§ Short exercise: Copy out all the records exactly.

§ Extracted information:
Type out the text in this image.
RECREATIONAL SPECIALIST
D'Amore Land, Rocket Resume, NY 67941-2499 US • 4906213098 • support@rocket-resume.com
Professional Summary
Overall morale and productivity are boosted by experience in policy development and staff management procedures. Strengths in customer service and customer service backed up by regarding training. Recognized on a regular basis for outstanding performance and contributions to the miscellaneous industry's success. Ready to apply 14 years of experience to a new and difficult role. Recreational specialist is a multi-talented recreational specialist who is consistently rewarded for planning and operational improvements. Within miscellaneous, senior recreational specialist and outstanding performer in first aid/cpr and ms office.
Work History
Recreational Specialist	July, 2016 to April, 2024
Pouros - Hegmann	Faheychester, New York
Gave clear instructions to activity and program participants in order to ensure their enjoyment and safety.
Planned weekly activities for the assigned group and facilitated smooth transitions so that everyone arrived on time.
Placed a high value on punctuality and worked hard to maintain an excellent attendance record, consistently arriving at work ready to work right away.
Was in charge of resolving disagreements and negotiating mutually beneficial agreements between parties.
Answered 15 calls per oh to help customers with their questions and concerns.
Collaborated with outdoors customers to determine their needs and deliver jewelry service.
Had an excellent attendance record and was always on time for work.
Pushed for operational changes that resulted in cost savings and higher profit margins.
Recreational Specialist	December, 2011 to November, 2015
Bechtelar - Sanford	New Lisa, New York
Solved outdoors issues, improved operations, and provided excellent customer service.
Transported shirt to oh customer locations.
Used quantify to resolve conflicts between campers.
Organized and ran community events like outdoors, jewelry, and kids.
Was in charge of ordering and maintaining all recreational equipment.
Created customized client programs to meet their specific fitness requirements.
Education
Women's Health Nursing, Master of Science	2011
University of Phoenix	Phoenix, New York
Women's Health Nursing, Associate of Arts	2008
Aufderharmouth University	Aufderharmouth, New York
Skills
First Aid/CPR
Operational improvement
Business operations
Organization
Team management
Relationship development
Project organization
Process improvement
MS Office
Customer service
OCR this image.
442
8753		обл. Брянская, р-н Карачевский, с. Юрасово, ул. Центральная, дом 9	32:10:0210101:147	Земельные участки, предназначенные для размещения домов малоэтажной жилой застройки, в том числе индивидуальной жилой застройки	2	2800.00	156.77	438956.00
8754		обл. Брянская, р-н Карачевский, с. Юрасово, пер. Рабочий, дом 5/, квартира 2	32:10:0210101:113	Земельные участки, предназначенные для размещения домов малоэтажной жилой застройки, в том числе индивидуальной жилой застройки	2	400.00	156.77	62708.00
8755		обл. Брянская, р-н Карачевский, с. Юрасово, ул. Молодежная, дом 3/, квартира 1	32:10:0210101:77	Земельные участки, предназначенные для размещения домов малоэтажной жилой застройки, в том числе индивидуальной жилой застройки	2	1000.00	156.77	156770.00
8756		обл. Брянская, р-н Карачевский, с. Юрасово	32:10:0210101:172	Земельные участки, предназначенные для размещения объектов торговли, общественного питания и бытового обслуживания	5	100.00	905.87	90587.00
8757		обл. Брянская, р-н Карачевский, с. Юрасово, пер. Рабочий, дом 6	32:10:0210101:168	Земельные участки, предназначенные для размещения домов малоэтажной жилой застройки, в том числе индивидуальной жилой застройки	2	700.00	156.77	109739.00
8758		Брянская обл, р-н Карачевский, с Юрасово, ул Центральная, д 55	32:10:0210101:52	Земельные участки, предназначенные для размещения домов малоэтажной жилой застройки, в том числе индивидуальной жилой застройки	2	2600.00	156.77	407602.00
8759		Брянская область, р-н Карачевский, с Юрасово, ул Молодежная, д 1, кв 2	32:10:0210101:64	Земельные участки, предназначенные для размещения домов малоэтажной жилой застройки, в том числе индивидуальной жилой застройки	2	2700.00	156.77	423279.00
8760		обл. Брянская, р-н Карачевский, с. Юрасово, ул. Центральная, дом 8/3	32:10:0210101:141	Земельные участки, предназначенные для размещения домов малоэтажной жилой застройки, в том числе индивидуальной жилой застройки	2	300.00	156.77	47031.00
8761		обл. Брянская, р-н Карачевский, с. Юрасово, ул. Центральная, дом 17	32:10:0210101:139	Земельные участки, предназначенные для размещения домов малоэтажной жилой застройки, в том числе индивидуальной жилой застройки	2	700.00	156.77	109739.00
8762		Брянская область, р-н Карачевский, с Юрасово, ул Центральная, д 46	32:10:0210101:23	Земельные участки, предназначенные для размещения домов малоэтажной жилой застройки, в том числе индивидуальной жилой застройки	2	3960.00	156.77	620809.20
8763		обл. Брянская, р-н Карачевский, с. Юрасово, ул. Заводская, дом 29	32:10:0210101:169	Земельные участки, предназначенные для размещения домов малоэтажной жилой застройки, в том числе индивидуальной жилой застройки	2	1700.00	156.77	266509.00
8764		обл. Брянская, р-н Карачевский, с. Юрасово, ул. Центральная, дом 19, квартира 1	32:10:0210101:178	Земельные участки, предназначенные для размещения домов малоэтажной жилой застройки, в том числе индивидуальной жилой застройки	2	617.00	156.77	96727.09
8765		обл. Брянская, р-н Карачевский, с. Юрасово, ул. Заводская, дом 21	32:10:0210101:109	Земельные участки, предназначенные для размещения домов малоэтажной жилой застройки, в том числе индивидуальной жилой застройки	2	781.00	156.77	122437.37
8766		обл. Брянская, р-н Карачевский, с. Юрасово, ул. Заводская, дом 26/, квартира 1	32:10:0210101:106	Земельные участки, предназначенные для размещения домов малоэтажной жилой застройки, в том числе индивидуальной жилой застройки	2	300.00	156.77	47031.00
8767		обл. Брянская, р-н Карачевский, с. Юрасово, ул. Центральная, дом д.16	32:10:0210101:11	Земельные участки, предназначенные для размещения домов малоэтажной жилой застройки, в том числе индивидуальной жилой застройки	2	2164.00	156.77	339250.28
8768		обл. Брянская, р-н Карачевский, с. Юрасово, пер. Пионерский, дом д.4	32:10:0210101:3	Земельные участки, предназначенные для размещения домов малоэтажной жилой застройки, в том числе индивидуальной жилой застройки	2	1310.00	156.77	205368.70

§ Solution to the problem:
Type out the text in this image.
RECREATIONAL SPECIALIST
D'Amore Land, Rocket Resume, NY 67941-2499 US • 4906213098 • support@rocket-resume.com
Professional Summary
Overall morale and productivity are boosted by experience in policy development and staff management procedures. Strengths in customer service and customer service backed up by regarding training. Recognized on a regular basis for outstanding performance and contributions to the miscellaneous industry's success. Ready to apply 14 years of experience to a new and difficult role. Recreational specialist is a multi-talented recreational specialist who is consistently rewarded for planning and operational improvements. Within miscellaneous, senior recreational specialist and outstanding performer in first aid/cpr and ms office.
Work History
Recreational Specialist	July, 2016 to April, 2024
Pouros - Hegmann	Faheychester, New York
Gave clear instructions to activity and program participants in order to ensure their enjoyment and safety.
Planned weekly activities for the assigned group and facilitated smooth transitions so that everyone arrived on time.
Placed a high value on punctuality and worked hard to maintain an excellent attendance record, consistently arriving at work ready to work right away.
Was in charge of resolving disagreements and negotiating mutually beneficial agreements between parties.
Answered 15 calls per oh to help customers with their questions and concerns.
Collaborated with outdoors customers to determine their needs and deliver jewelry service.
Had an excellent attendance record and was always on time for work.
Pushed for operational changes that resulted in cost savings and higher profit margins.
Recreational Specialist	December, 2011 to November, 2015
Bechtelar - Sanford	New Lisa, New York
Solved outdoors issues, improved operations, and provided excellent customer service.
Transported shirt to oh customer locations.
Used quantify to resolve conflicts between campers.
Organized and ran community events like outdoors, jewelry, and kids.
Was in charge of ordering and maintaining all recreational equipment.
Created customized client programs to meet their specific fitness requirements.
Education
Women's Health Nursing, Master of Science	2011
University of Phoenix	Phoenix, New York
Women's Health Nursing, Associate of Arts	2008
Aufderharmouth University	Aufderharmouth, New York
Skills
First Aid/CPR
Operational improvement
Business operations
Organization
Team management
Relationship development
Project organization
Process improvement
MS Office
Customer service
OCR this image.
442
8753		обл. Брянская, р-н Карачевский, с. Юрасово, ул. Центральная, дом 9	32:10:0210101:147	Земельные участки, предназначенные для размещения домов малоэтажной жилой застройки, в том числе индивидуальной жилой застройки	2	2800.00	156.77	438956.00
8754		обл. Брянская, р-н Карачевский, с. Юрасово, пер. Рабочий, дом 5/, квартира 2	32:10:0210101:113	Земельные участки, предназначенные для размещения домов малоэтажной жилой застройки, в том числе индивидуальной жилой застройки	2	400.00	156.77	62708.00
8755		обл. Брянская, р-н Карачевский, с. Юрасово, ул. Молодежная, дом 3/, квартира 1	32:10:0210101:77	Земельные участки, предназначенные для размещения домов малоэтажной жилой застройки, в том числе индивидуальной жилой застройки	2	1000.00	156.77	156770.00
8756		обл. Брянская, р-н Карачевский, с. Юрасово	32:10:0210101:172	Земельные участки, предназначенные для размещения объектов торговли, общественного питания и бытового обслуживания	5	100.00	905.87	90587.00
8757		обл. Брянская, р-н Карачевский, с. Юрасово, пер. Рабочий, дом 6	32:10:0210101:168	Земельные участки, предназначенные для размещения домов малоэтажной жилой застройки, в том числе индивидуальной жилой застройки	2	700.00	156.77	109739.00
8758		Брянская обл, р-н Карачевский, с Юрасово, ул Центральная, д 55	32:10:0210101:52	Земельные участки, предназначенные для размещения домов малоэтажной жилой застройки, в том числе индивидуальной жилой застройки	2	2600.00	156.77	407602.00
8759		Брянская область, р-н Карачевский, с Юрасово, ул Молодежная, д 1, кв 2	32:10:0210101:64	Земельные участки, предназначенные для размещения домов малоэтажной жилой застройки, в том числе индивидуальной жилой застройки	2	2700.00	156.77	423279.00
8760		обл. Брянская, р-н Карачевский, с. Юрасово, ул. Центральная, дом 8/3	32:10:0210101:141	Земельные участки, предназначенные для размещения домов малоэтажной жилой застройки, в том числе индивидуальной жилой застройки	2	300.00	156.77	47031.00
8761		обл. Брянская, р-н Карачевский, с. Юрасово, ул. Центральная, дом 17	32:10:0210101:139	Земельные участки, предназначенные для размещения домов малоэтажной жилой застройки, в том числе индивидуальной жилой застройки	2	700.00	156.77	109739.00
8762		Брянская область, р-н Карачевский, с Юрасово, ул Центральная, д 46	32:10:0210101:23	Земельные участки, предназначенные для размещения домов малоэтажной жилой застройки, в том числе индивидуальной жилой застройки	2	3960.00	156.77	620809.20
8763		обл. Брянская, р-н Карачевский, с. Юрасово, ул. Заводская, дом 29	32:10:0210101:169	Земельные участки, предназначенные для размещения домов малоэтажной жилой застройки, в том числе индивидуальной жилой застройки	2	1700.00	156.77	266509.00
8764		обл. Брянская, р-н Карачевский, с. Юрасово, ул. Центральная, дом 19, квартира 1	32:10:0210101:178	Земельные участки, предназначенные для размещения домов малоэтажной жилой застройки, в том числе индивидуальной жилой застройки	2	617.00	156.77	96727.09
8765		обл. Брянская, р-н Карачевский, с. Юрасово, ул. Заводская, дом 21	32:10:0210101:109	Земельные участки, предназначенные для размещения домов малоэтажной жилой застройки, в том числе индивидуальной жилой застройки	2	781.00	156.77	122437.37
8766		обл. Брянская, р-н Карачевский, с. Юрасово, ул. Заводская, дом 26/, квартира 1	32:10:0210101:106	Земельные участки, предназначенные для размещения домов малоэтажной жилой застройки, в том числе индивидуальной жилой застройки	2	300.00	156.77	47031.00
8767		обл. Брянская, р-н Карачевский, с. Юрасово, ул. Центральная, дом д.16	32:10:0210101:11	Земельные участки, предназначенные для размещения домов малоэтажной жилой застройки, в том числе индивидуальной жилой застройки	2	2164.00	156.77	339250.28
8768		обл. Брянская, р-н Карачевский, с. Юрасово, пер. Пионерский, дом д.4	32:10:0210101:3	Земельные участки, предназначенные для размещения домов малоэтажной жилой застройки, в том числе индивидуальной жилой застройки	2	1310.00	156.77	205368.70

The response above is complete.